#### [Problem requirements]
Rewrite the data below, renaming every "noise-blob" to "noise-spot" and leaving all other text unchanged. Omit the pictures from your answer.

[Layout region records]
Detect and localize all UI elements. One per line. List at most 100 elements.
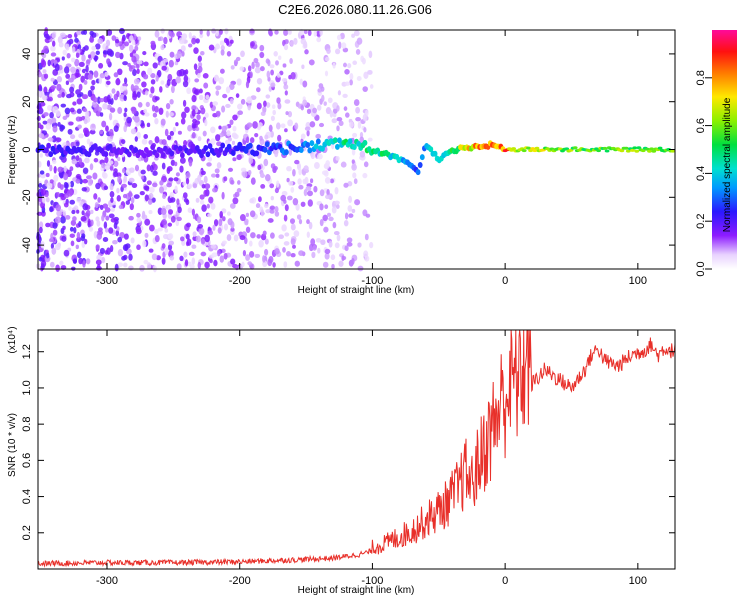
- noise-blob: [161, 139, 167, 146]
- noise-blob: [154, 136, 160, 144]
- noise-blob: [351, 137, 355, 146]
- noise-blob: [154, 105, 159, 113]
- noise-blob: [168, 112, 174, 117]
- spectral-line-point: [254, 150, 260, 157]
- snr-y-label: SNR (10 * v/v): [7, 413, 18, 477]
- noise-blob: [68, 38, 74, 45]
- noise-blob: [148, 210, 153, 215]
- noise-blob: [242, 170, 248, 178]
- noise-blob: [75, 178, 81, 184]
- noise-blob: [48, 96, 53, 102]
- noise-blob: [159, 180, 164, 186]
- noise-blob: [122, 244, 129, 252]
- spectral-line-point: [415, 169, 421, 176]
- noise-blob: [160, 28, 165, 34]
- noise-blob: [70, 66, 76, 73]
- noise-blob: [51, 117, 57, 124]
- noise-blob: [308, 221, 313, 230]
- noise-blob: [216, 249, 221, 257]
- noise-blob: [174, 185, 178, 194]
- noise-blob: [365, 213, 371, 218]
- noise-blob: [269, 64, 275, 69]
- noise-blob: [157, 227, 163, 232]
- noise-blob: [68, 77, 74, 83]
- noise-blob: [44, 27, 49, 35]
- noise-blob: [148, 192, 154, 200]
- noise-blob: [188, 31, 192, 39]
- noise-blob: [346, 242, 353, 247]
- noise-blob: [232, 157, 237, 162]
- noise-blob: [310, 238, 316, 246]
- noise-blob: [39, 170, 45, 175]
- noise-blob: [123, 90, 128, 96]
- noise-blob: [80, 75, 85, 83]
- noise-blob: [113, 222, 118, 230]
- noise-blob: [90, 209, 94, 215]
- noise-blob: [141, 214, 148, 220]
- noise-blob: [184, 259, 189, 267]
- noise-blob: [294, 260, 301, 267]
- noise-blob: [263, 158, 269, 167]
- noise-blob: [215, 110, 221, 117]
- noise-blob: [55, 264, 60, 272]
- noise-blob: [76, 108, 82, 114]
- noise-blob: [211, 252, 218, 258]
- noise-blob: [65, 142, 71, 147]
- x-tick-label: 0: [502, 575, 508, 587]
- noise-blob: [186, 222, 191, 228]
- noise-blob: [136, 60, 143, 65]
- noise-blob: [134, 136, 138, 142]
- noise-blob: [184, 69, 189, 75]
- noise-blob: [51, 32, 57, 39]
- snr-y-ticks: 0.2 0.4 0.6 0.8 1.0 1.2: [21, 344, 675, 540]
- noise-blob: [76, 251, 82, 259]
- noise-blob: [170, 215, 176, 223]
- noise-blob: [369, 241, 374, 249]
- noise-blob: [236, 78, 242, 86]
- noise-blob: [180, 236, 185, 242]
- spectral-line-point: [188, 148, 194, 154]
- spectral-line-point: [315, 138, 321, 145]
- x-tick-label: -300: [96, 575, 118, 587]
- noise-blob: [86, 59, 91, 64]
- noise-blob: [355, 117, 362, 122]
- noise-blob: [348, 195, 353, 203]
- noise-blob: [323, 170, 329, 177]
- noise-blob: [286, 166, 292, 172]
- noise-blob: [193, 89, 199, 95]
- noise-blob: [223, 176, 228, 182]
- spectral-line-point: [148, 150, 153, 157]
- noise-blob: [319, 189, 325, 197]
- noise-blob: [110, 207, 116, 212]
- noise-blob: [95, 259, 102, 266]
- noise-blob: [269, 183, 275, 189]
- noise-blob: [340, 161, 347, 168]
- spectral-line-point: [602, 146, 608, 150]
- y-tick-label: 0.6: [21, 453, 33, 468]
- noise-blob: [90, 219, 94, 227]
- noise-blob: [259, 66, 265, 72]
- noise-blob: [168, 177, 174, 182]
- noise-blob: [164, 128, 169, 137]
- noise-blob: [139, 190, 145, 196]
- noise-blob: [103, 185, 109, 191]
- noise-blob: [83, 79, 88, 85]
- noise-blob: [56, 209, 63, 217]
- noise-blob: [49, 164, 53, 172]
- noise-blob: [176, 216, 182, 222]
- noise-blob: [182, 80, 189, 88]
- noise-blob: [211, 173, 217, 178]
- noise-blob: [117, 248, 123, 257]
- noise-blob: [321, 94, 325, 103]
- noise-blob: [101, 120, 107, 128]
- noise-blob: [180, 118, 186, 125]
- noise-blob: [42, 120, 48, 125]
- noise-blob: [81, 187, 88, 192]
- noise-blob: [45, 222, 51, 228]
- noise-blob: [86, 138, 91, 145]
- noise-blob: [278, 234, 284, 240]
- noise-blob: [96, 264, 101, 270]
- noise-blob: [344, 69, 350, 75]
- noise-blob: [128, 177, 135, 183]
- noise-blob: [353, 178, 358, 185]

#### [Written solution]
Detect and localize all UI elements. One per line. List at most 100 elements.
- noise-spot: [161, 139, 167, 146]
- noise-spot: [154, 136, 160, 144]
- noise-spot: [351, 137, 355, 146]
- noise-spot: [154, 105, 159, 113]
- noise-spot: [168, 112, 174, 117]
- spectral-line-point: [254, 150, 260, 157]
- snr-y-label: SNR (10 * v/v): [7, 413, 18, 477]
- noise-spot: [68, 38, 74, 45]
- noise-spot: [148, 210, 153, 215]
- noise-spot: [242, 170, 248, 178]
- noise-spot: [75, 178, 81, 184]
- noise-spot: [48, 96, 53, 102]
- noise-spot: [159, 180, 164, 186]
- noise-spot: [122, 244, 129, 252]
- spectral-line-point: [415, 169, 421, 176]
- noise-spot: [160, 28, 165, 34]
- noise-spot: [70, 66, 76, 73]
- noise-spot: [51, 117, 57, 124]
- noise-spot: [308, 221, 313, 230]
- noise-spot: [216, 249, 221, 257]
- noise-spot: [174, 185, 178, 194]
- noise-spot: [365, 213, 371, 218]
- noise-spot: [269, 64, 275, 69]
- noise-spot: [157, 227, 163, 232]
- noise-spot: [68, 77, 74, 83]
- noise-spot: [44, 27, 49, 35]
- noise-spot: [148, 192, 154, 200]
- noise-spot: [188, 31, 192, 39]
- noise-spot: [346, 242, 353, 247]
- noise-spot: [232, 157, 237, 162]
- noise-spot: [310, 238, 316, 246]
- noise-spot: [39, 170, 45, 175]
- noise-spot: [123, 90, 128, 96]
- noise-spot: [80, 75, 85, 83]
- noise-spot: [113, 222, 118, 230]
- noise-spot: [90, 209, 94, 215]
- noise-spot: [141, 214, 148, 220]
- noise-spot: [184, 259, 189, 267]
- noise-spot: [294, 260, 301, 267]
- noise-spot: [263, 158, 269, 167]
- noise-spot: [215, 110, 221, 117]
- noise-spot: [55, 264, 60, 272]
- noise-spot: [76, 108, 82, 114]
- noise-spot: [211, 252, 218, 258]
- noise-spot: [65, 142, 71, 147]
- x-tick-label: 0: [502, 575, 508, 587]
- noise-spot: [186, 222, 191, 228]
- noise-spot: [136, 60, 143, 65]
- noise-spot: [134, 136, 138, 142]
- noise-spot: [184, 69, 189, 75]
- noise-spot: [51, 32, 57, 39]
- snr-y-ticks: 0.2 0.4 0.6 0.8 1.0 1.2: [21, 344, 675, 540]
- noise-spot: [76, 251, 82, 259]
- noise-spot: [170, 215, 176, 223]
- noise-spot: [369, 241, 374, 249]
- noise-spot: [236, 78, 242, 86]
- noise-spot: [180, 236, 185, 242]
- spectral-line-point: [188, 148, 194, 154]
- spectral-line-point: [315, 138, 321, 145]
- x-tick-label: -300: [96, 575, 118, 587]
- noise-spot: [86, 59, 91, 64]
- noise-spot: [355, 117, 362, 122]
- noise-spot: [348, 195, 353, 203]
- noise-spot: [323, 170, 329, 177]
- noise-spot: [286, 166, 292, 172]
- noise-spot: [193, 89, 199, 95]
- noise-spot: [223, 176, 228, 182]
- spectral-line-point: [148, 150, 153, 157]
- noise-spot: [319, 189, 325, 197]
- noise-spot: [110, 207, 116, 212]
- noise-spot: [95, 259, 102, 266]
- noise-spot: [269, 183, 275, 189]
- noise-spot: [340, 161, 347, 168]
- spectral-line-point: [602, 146, 608, 150]
- y-tick-label: 0.6: [21, 453, 33, 468]
- noise-spot: [90, 219, 94, 227]
- noise-spot: [259, 66, 265, 72]
- noise-spot: [168, 177, 174, 182]
- noise-spot: [164, 128, 169, 137]
- noise-spot: [139, 190, 145, 196]
- noise-spot: [103, 185, 109, 191]
- noise-spot: [83, 79, 88, 85]
- noise-spot: [56, 209, 63, 217]
- noise-spot: [49, 164, 53, 172]
- noise-spot: [176, 216, 182, 222]
- noise-spot: [182, 80, 189, 88]
- noise-spot: [211, 173, 217, 178]
- noise-spot: [117, 248, 123, 257]
- noise-spot: [321, 94, 325, 103]
- noise-spot: [101, 120, 107, 128]
- noise-spot: [180, 118, 186, 125]
- noise-spot: [42, 120, 48, 125]
- noise-spot: [81, 187, 88, 192]
- noise-spot: [45, 222, 51, 228]
- noise-spot: [86, 138, 91, 145]
- noise-spot: [278, 234, 284, 240]
- noise-spot: [96, 264, 101, 270]
- noise-spot: [344, 69, 350, 75]
- noise-spot: [128, 177, 135, 183]
- noise-spot: [353, 178, 358, 185]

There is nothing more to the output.